Directions for this task: Make an exact copy of the records, dropping all pictures.

Dataset rows:
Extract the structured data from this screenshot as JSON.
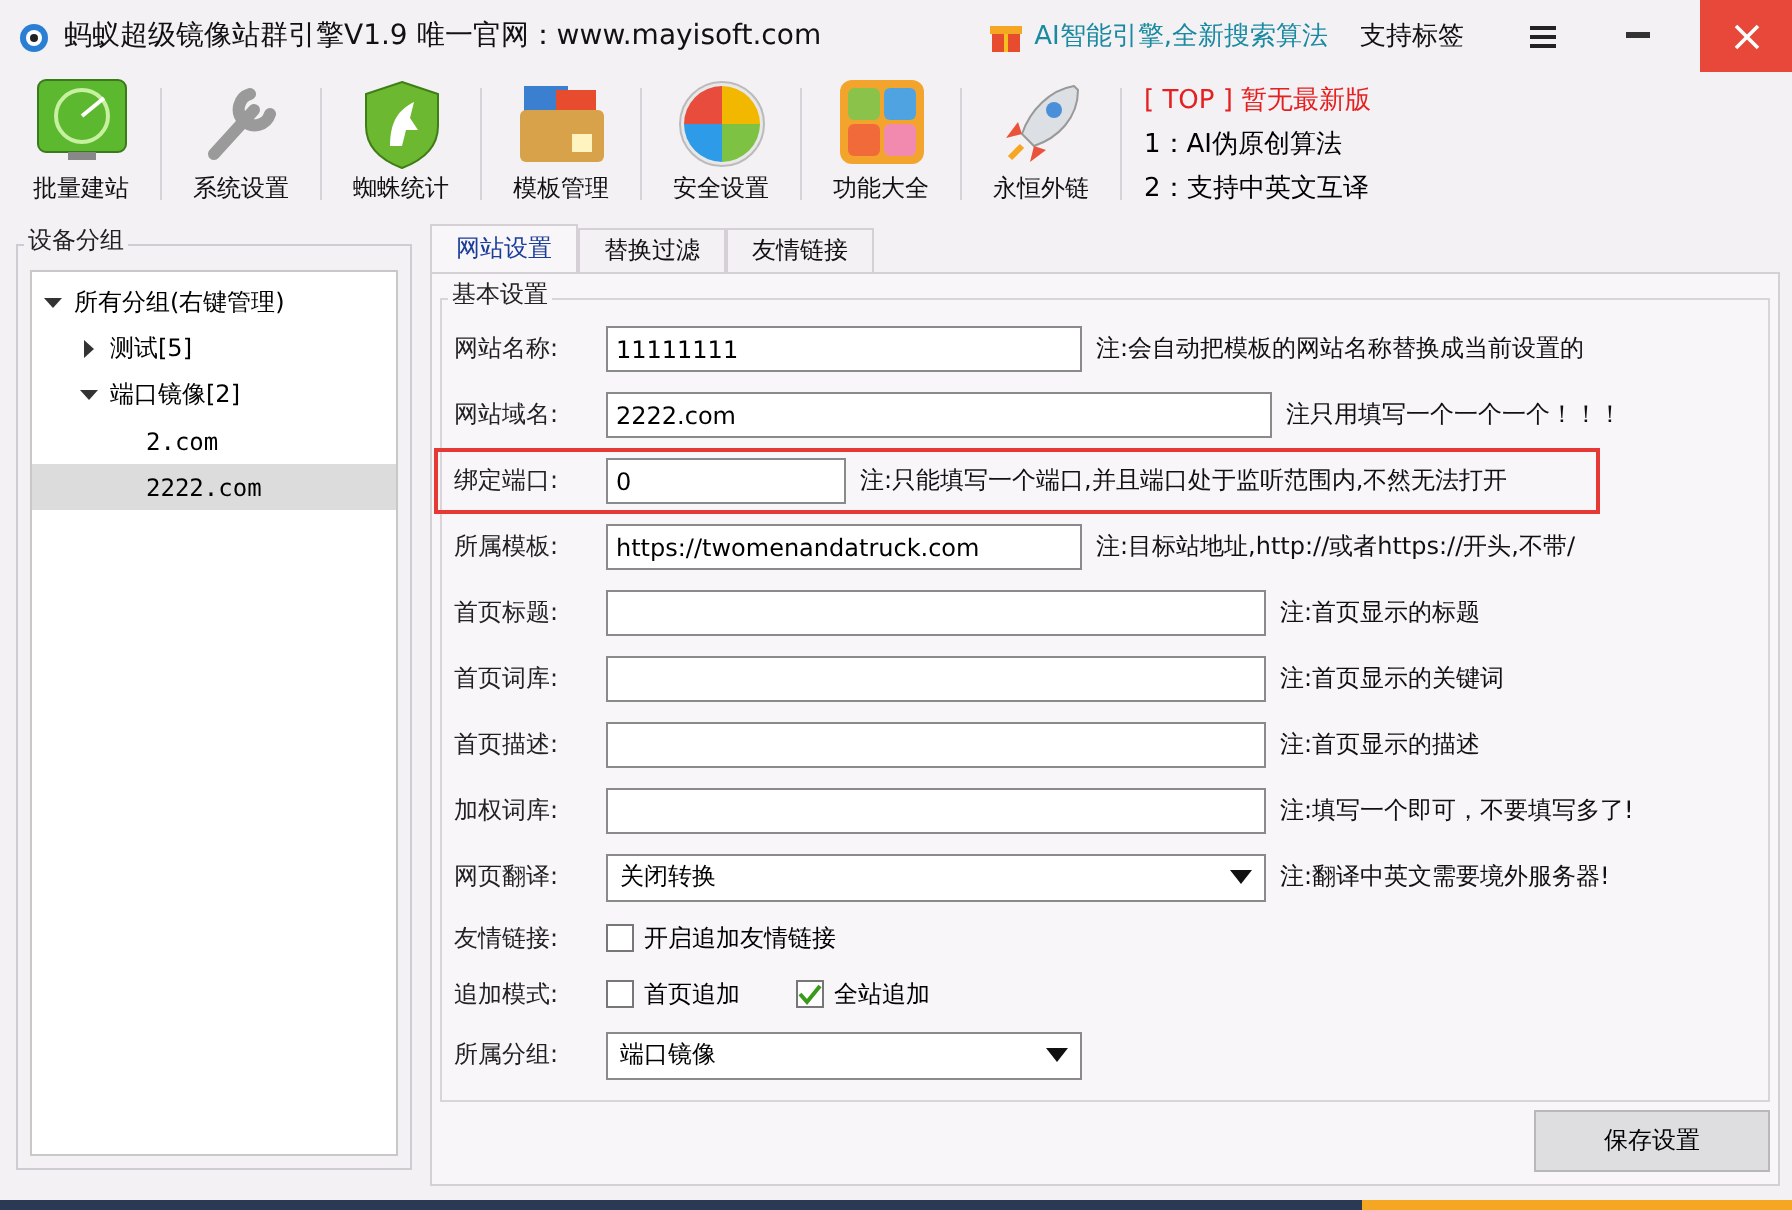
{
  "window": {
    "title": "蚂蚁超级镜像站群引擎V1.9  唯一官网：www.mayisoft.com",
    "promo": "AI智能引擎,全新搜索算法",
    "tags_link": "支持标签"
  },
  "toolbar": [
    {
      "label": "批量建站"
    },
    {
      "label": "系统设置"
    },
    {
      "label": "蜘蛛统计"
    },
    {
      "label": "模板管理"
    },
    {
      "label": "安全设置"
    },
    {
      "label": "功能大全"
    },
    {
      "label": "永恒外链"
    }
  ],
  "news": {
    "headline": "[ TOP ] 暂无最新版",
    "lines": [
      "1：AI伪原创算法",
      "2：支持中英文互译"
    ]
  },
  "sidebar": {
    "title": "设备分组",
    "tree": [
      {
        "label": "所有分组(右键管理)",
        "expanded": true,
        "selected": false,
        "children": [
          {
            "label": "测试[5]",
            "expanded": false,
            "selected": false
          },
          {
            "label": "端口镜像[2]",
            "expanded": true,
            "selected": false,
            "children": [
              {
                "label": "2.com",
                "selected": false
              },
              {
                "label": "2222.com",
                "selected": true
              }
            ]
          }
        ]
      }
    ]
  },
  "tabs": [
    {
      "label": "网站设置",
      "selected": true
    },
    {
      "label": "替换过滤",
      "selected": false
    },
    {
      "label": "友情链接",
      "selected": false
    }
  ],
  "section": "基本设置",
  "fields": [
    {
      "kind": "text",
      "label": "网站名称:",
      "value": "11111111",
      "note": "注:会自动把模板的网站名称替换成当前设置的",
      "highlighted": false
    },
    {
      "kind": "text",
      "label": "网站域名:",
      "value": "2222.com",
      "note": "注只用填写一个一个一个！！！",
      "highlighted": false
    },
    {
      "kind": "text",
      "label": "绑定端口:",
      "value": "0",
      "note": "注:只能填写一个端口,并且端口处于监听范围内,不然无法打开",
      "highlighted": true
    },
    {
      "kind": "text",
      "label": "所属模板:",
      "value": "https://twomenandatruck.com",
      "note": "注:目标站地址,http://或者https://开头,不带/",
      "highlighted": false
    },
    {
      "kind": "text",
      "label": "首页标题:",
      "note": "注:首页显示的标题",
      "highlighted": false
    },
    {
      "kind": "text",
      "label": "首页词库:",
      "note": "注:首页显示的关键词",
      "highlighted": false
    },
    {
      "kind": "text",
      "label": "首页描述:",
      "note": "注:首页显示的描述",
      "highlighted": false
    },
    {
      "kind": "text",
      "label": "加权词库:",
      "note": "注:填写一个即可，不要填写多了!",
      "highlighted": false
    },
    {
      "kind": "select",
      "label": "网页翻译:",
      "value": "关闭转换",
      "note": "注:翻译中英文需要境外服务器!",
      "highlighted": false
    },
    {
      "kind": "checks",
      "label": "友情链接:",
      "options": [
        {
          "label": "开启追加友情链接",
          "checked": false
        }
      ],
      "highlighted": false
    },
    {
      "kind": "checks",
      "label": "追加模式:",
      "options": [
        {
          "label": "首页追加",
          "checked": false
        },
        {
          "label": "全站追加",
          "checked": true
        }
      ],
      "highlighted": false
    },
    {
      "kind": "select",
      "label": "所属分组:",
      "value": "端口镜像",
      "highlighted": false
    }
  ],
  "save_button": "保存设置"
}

Task result:
Extract the structured data from this screenshot as JSON.
{
  "window": {
    "title": "蚂蚁超级镜像站群引擎V1.9  唯一官网：www.mayisoft.com",
    "promo": "AI智能引擎,全新搜索算法",
    "tags_link": "支持标签"
  },
  "toolbar": [
    {
      "label": "批量建站"
    },
    {
      "label": "系统设置"
    },
    {
      "label": "蜘蛛统计"
    },
    {
      "label": "模板管理"
    },
    {
      "label": "安全设置"
    },
    {
      "label": "功能大全"
    },
    {
      "label": "永恒外链"
    }
  ],
  "news": {
    "headline": "[ TOP ] 暂无最新版",
    "lines": [
      "1：AI伪原创算法",
      "2：支持中英文互译"
    ]
  },
  "sidebar": {
    "title": "设备分组",
    "tree": [
      {
        "label": "所有分组(右键管理)",
        "expanded": true,
        "selected": false,
        "children": [
          {
            "label": "测试[5]",
            "expanded": false,
            "selected": false
          },
          {
            "label": "端口镜像[2]",
            "expanded": true,
            "selected": false,
            "children": [
              {
                "label": "2.com",
                "selected": false
              },
              {
                "label": "2222.com",
                "selected": true
              }
            ]
          }
        ]
      }
    ]
  },
  "tabs": [
    {
      "label": "网站设置",
      "selected": true
    },
    {
      "label": "替换过滤",
      "selected": false
    },
    {
      "label": "友情链接",
      "selected": false
    }
  ],
  "section": "基本设置",
  "fields": [
    {
      "kind": "text",
      "label": "网站名称:",
      "value": "11111111",
      "note": "注:会自动把模板的网站名称替换成当前设置的",
      "highlighted": false
    },
    {
      "kind": "text",
      "label": "网站域名:",
      "value": "2222.com",
      "note": "注只用填写一个一个一个！！！",
      "highlighted": false
    },
    {
      "kind": "text",
      "label": "绑定端口:",
      "value": "0",
      "note": "注:只能填写一个端口,并且端口处于监听范围内,不然无法打开",
      "highlighted": true
    },
    {
      "kind": "text",
      "label": "所属模板:",
      "value": "https://twomenandatruck.com",
      "note": "注:目标站地址,http://或者https://开头,不带/",
      "highlighted": false
    },
    {
      "kind": "text",
      "label": "首页标题:",
      "note": "注:首页显示的标题",
      "highlighted": false
    },
    {
      "kind": "text",
      "label": "首页词库:",
      "note": "注:首页显示的关键词",
      "highlighted": false
    },
    {
      "kind": "text",
      "label": "首页描述:",
      "note": "注:首页显示的描述",
      "highlighted": false
    },
    {
      "kind": "text",
      "label": "加权词库:",
      "note": "注:填写一个即可，不要填写多了!",
      "highlighted": false
    },
    {
      "kind": "select",
      "label": "网页翻译:",
      "value": "关闭转换",
      "note": "注:翻译中英文需要境外服务器!",
      "highlighted": false
    },
    {
      "kind": "checks",
      "label": "友情链接:",
      "options": [
        {
          "label": "开启追加友情链接",
          "checked": false
        }
      ],
      "highlighted": false
    },
    {
      "kind": "checks",
      "label": "追加模式:",
      "options": [
        {
          "label": "首页追加",
          "checked": false
        },
        {
          "label": "全站追加",
          "checked": true
        }
      ],
      "highlighted": false
    },
    {
      "kind": "select",
      "label": "所属分组:",
      "value": "端口镜像",
      "highlighted": false
    }
  ],
  "save_button": "保存设置"
}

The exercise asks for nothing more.